▸ WRITTEN REQUEST
Rewrite the rows below, replacing "Layout Inspector" with "Layout Viewer" everywhere it appears and keeping everything else unchanged.

▸ MATERIAL FOR THE TASK
"""
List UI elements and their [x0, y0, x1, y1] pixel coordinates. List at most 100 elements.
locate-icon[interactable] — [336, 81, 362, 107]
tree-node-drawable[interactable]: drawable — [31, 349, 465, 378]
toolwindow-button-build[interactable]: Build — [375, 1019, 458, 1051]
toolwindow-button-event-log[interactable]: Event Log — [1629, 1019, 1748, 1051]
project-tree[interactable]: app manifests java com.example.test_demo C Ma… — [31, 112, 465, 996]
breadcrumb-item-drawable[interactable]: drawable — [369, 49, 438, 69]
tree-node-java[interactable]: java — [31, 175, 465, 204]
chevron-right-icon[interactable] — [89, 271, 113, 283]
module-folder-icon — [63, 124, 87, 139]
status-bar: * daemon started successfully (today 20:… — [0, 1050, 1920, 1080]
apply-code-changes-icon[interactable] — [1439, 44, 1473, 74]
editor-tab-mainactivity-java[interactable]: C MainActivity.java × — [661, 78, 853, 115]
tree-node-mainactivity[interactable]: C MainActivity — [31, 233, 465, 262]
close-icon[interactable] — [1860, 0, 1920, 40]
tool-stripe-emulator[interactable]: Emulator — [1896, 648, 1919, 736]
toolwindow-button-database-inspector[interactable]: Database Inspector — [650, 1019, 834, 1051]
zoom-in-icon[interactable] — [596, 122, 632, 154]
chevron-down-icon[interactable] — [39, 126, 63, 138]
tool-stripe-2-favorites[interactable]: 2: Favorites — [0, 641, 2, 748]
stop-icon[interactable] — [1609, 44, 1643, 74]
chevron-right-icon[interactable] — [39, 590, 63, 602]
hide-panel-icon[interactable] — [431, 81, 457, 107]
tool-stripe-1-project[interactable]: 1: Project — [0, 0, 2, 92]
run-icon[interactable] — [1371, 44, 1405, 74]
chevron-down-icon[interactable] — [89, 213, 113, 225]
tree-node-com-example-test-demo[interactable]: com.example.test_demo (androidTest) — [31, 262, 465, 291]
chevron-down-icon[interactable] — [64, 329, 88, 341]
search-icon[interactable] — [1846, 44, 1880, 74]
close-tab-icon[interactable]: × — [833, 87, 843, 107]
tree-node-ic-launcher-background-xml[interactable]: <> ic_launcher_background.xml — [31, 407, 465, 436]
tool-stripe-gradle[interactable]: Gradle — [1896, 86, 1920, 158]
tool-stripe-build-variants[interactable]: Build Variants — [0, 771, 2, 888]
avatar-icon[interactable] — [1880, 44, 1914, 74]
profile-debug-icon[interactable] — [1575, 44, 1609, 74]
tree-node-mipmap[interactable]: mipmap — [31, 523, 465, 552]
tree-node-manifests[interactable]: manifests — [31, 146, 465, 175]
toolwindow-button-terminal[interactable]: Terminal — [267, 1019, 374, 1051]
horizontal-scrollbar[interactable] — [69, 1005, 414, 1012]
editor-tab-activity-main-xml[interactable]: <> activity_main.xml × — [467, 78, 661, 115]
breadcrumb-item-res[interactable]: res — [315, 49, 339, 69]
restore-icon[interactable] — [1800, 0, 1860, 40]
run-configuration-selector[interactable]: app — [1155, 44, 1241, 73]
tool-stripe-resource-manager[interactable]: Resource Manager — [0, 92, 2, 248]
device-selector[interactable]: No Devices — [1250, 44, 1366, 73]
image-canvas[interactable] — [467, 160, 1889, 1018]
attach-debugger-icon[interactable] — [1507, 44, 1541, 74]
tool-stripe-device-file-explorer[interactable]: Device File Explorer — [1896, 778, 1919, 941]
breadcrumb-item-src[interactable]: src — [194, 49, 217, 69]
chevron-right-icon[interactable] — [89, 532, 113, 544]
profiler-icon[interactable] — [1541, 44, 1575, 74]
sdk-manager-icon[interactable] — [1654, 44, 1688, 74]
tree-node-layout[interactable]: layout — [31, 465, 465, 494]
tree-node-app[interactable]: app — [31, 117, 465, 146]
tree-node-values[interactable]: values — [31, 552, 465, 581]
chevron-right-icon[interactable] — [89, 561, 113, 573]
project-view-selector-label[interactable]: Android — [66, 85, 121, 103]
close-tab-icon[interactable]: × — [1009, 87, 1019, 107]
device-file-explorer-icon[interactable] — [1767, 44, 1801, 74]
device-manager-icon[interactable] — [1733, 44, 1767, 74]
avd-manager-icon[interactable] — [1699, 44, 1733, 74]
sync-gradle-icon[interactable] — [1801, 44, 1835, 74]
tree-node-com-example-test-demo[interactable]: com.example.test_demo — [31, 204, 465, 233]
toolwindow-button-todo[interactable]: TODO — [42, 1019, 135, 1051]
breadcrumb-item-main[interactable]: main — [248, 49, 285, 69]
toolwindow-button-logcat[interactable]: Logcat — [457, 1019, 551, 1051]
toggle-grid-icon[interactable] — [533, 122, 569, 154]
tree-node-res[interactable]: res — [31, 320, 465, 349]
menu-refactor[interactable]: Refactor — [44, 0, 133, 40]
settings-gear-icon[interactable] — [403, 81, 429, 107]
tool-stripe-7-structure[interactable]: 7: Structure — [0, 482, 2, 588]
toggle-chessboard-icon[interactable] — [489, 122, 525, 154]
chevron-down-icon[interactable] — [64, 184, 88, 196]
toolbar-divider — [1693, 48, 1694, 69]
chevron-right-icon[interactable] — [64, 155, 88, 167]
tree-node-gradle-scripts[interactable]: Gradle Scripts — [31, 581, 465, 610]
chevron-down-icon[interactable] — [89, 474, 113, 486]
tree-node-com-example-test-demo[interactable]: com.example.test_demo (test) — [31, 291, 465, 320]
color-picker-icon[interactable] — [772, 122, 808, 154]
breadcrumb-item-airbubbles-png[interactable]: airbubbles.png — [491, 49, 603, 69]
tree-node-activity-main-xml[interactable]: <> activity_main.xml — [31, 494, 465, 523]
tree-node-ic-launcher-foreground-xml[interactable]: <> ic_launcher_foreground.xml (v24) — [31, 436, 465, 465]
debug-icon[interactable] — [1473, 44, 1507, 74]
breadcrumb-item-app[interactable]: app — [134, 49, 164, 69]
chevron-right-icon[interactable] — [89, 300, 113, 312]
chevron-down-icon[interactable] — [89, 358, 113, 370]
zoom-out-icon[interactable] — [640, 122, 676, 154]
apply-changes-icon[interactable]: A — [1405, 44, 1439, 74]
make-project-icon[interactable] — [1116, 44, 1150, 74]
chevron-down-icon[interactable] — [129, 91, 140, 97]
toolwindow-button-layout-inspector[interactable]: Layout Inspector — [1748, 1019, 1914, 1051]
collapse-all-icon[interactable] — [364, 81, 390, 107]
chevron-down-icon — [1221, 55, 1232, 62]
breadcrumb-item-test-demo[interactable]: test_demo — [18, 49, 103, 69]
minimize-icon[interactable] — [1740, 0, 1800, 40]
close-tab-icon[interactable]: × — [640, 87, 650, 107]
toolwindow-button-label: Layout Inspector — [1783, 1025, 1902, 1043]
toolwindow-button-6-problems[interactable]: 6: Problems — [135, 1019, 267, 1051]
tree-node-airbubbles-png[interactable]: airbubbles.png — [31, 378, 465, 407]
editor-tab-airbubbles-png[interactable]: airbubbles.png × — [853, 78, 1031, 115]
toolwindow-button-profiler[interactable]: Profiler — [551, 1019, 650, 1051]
"""
▸ RESPONSE TO THIS TASK
List UI elements and their [x0, y0, x1, y1] pixel coordinates. List at most 100 elements.
locate-icon[interactable] — [336, 81, 362, 107]
tree-node-drawable[interactable]: drawable — [31, 349, 465, 378]
toolwindow-button-build[interactable]: Build — [375, 1019, 458, 1051]
toolwindow-button-event-log[interactable]: Event Log — [1629, 1019, 1748, 1051]
project-tree[interactable]: app manifests java com.example.test_demo C Ma… — [31, 112, 465, 996]
breadcrumb-item-drawable[interactable]: drawable — [369, 49, 438, 69]
tree-node-java[interactable]: java — [31, 175, 465, 204]
chevron-right-icon[interactable] — [89, 271, 113, 283]
module-folder-icon — [63, 124, 87, 139]
status-bar: * daemon started successfully (today 20:… — [0, 1050, 1920, 1080]
apply-code-changes-icon[interactable] — [1439, 44, 1473, 74]
editor-tab-mainactivity-java[interactable]: C MainActivity.java × — [661, 78, 853, 115]
tree-node-mainactivity[interactable]: C MainActivity — [31, 233, 465, 262]
close-icon[interactable] — [1860, 0, 1920, 40]
tool-stripe-emulator[interactable]: Emulator — [1896, 648, 1919, 736]
toolwindow-button-database-inspector[interactable]: Database Inspector — [650, 1019, 834, 1051]
zoom-in-icon[interactable] — [596, 122, 632, 154]
chevron-down-icon[interactable] — [39, 126, 63, 138]
tool-stripe-2-favorites[interactable]: 2: Favorites — [0, 641, 2, 748]
stop-icon[interactable] — [1609, 44, 1643, 74]
chevron-right-icon[interactable] — [39, 590, 63, 602]
hide-panel-icon[interactable] — [431, 81, 457, 107]
tool-stripe-1-project[interactable]: 1: Project — [0, 0, 2, 92]
run-icon[interactable] — [1371, 44, 1405, 74]
chevron-down-icon[interactable] — [89, 213, 113, 225]
tree-node-com-example-test-demo[interactable]: com.example.test_demo (androidTest) — [31, 262, 465, 291]
chevron-down-icon[interactable] — [64, 329, 88, 341]
search-icon[interactable] — [1846, 44, 1880, 74]
close-tab-icon[interactable]: × — [833, 87, 843, 107]
tree-node-ic-launcher-background-xml[interactable]: <> ic_launcher_background.xml — [31, 407, 465, 436]
tool-stripe-gradle[interactable]: Gradle — [1896, 86, 1920, 158]
tool-stripe-build-variants[interactable]: Build Variants — [0, 771, 2, 888]
avatar-icon[interactable] — [1880, 44, 1914, 74]
profile-debug-icon[interactable] — [1575, 44, 1609, 74]
tree-node-mipmap[interactable]: mipmap — [31, 523, 465, 552]
tree-node-manifests[interactable]: manifests — [31, 146, 465, 175]
toolwindow-button-terminal[interactable]: Terminal — [267, 1019, 374, 1051]
horizontal-scrollbar[interactable] — [69, 1005, 414, 1012]
editor-tab-activity-main-xml[interactable]: <> activity_main.xml × — [467, 78, 661, 115]
breadcrumb-item-res[interactable]: res — [315, 49, 339, 69]
restore-icon[interactable] — [1800, 0, 1860, 40]
run-configuration-selector[interactable]: app — [1155, 44, 1241, 73]
tool-stripe-resource-manager[interactable]: Resource Manager — [0, 92, 2, 248]
device-selector[interactable]: No Devices — [1250, 44, 1366, 73]
image-canvas[interactable] — [467, 160, 1889, 1018]
attach-debugger-icon[interactable] — [1507, 44, 1541, 74]
tool-stripe-device-file-explorer[interactable]: Device File Explorer — [1896, 778, 1919, 941]
breadcrumb-item-src[interactable]: src — [194, 49, 217, 69]
chevron-right-icon[interactable] — [89, 532, 113, 544]
profiler-icon[interactable] — [1541, 44, 1575, 74]
sdk-manager-icon[interactable] — [1654, 44, 1688, 74]
tree-node-layout[interactable]: layout — [31, 465, 465, 494]
tree-node-app[interactable]: app — [31, 117, 465, 146]
tree-node-values[interactable]: values — [31, 552, 465, 581]
chevron-right-icon[interactable] — [89, 561, 113, 573]
project-view-selector-label[interactable]: Android — [66, 85, 121, 103]
close-tab-icon[interactable]: × — [1009, 87, 1019, 107]
device-file-explorer-icon[interactable] — [1767, 44, 1801, 74]
device-manager-icon[interactable] — [1733, 44, 1767, 74]
avd-manager-icon[interactable] — [1699, 44, 1733, 74]
sync-gradle-icon[interactable] — [1801, 44, 1835, 74]
tree-node-com-example-test-demo[interactable]: com.example.test_demo — [31, 204, 465, 233]
toolwindow-button-todo[interactable]: TODO — [42, 1019, 135, 1051]
breadcrumb-item-main[interactable]: main — [248, 49, 285, 69]
toolwindow-button-logcat[interactable]: Logcat — [457, 1019, 551, 1051]
toggle-grid-icon[interactable] — [533, 122, 569, 154]
tree-node-res[interactable]: res — [31, 320, 465, 349]
menu-refactor[interactable]: Refactor — [44, 0, 133, 40]
settings-gear-icon[interactable] — [403, 81, 429, 107]
tool-stripe-7-structure[interactable]: 7: Structure — [0, 482, 2, 588]
toggle-chessboard-icon[interactable] — [489, 122, 525, 154]
chevron-down-icon[interactable] — [64, 184, 88, 196]
toolbar-divider — [1693, 48, 1694, 69]
chevron-right-icon[interactable] — [64, 155, 88, 167]
tree-node-gradle-scripts[interactable]: Gradle Scripts — [31, 581, 465, 610]
chevron-down-icon[interactable] — [89, 474, 113, 486]
tree-node-com-example-test-demo[interactable]: com.example.test_demo (test) — [31, 291, 465, 320]
color-picker-icon[interactable] — [772, 122, 808, 154]
breadcrumb-item-airbubbles-png[interactable]: airbubbles.png — [491, 49, 603, 69]
tree-node-activity-main-xml[interactable]: <> activity_main.xml — [31, 494, 465, 523]
tree-node-ic-launcher-foreground-xml[interactable]: <> ic_launcher_foreground.xml (v24) — [31, 436, 465, 465]
debug-icon[interactable] — [1473, 44, 1507, 74]
breadcrumb-item-app[interactable]: app — [134, 49, 164, 69]
chevron-right-icon[interactable] — [89, 300, 113, 312]
chevron-down-icon[interactable] — [89, 358, 113, 370]
zoom-out-icon[interactable] — [640, 122, 676, 154]
apply-changes-icon[interactable]: A — [1405, 44, 1439, 74]
make-project-icon[interactable] — [1116, 44, 1150, 74]
chevron-down-icon[interactable] — [129, 91, 140, 97]
toolwindow-button-layout-inspector[interactable]: Layout Viewer — [1748, 1019, 1914, 1051]
collapse-all-icon[interactable] — [364, 81, 390, 107]
chevron-down-icon — [1221, 55, 1232, 62]
breadcrumb-item-test-demo[interactable]: test_demo — [18, 49, 103, 69]
minimize-icon[interactable] — [1740, 0, 1800, 40]
close-tab-icon[interactable]: × — [640, 87, 650, 107]
toolwindow-button-label: Layout Viewer — [1783, 1025, 1902, 1043]
toolwindow-button-6-problems[interactable]: 6: Problems — [135, 1019, 267, 1051]
tree-node-airbubbles-png[interactable]: airbubbles.png — [31, 378, 465, 407]
editor-tab-airbubbles-png[interactable]: airbubbles.png × — [853, 78, 1031, 115]
toolwindow-button-profiler[interactable]: Profiler — [551, 1019, 650, 1051]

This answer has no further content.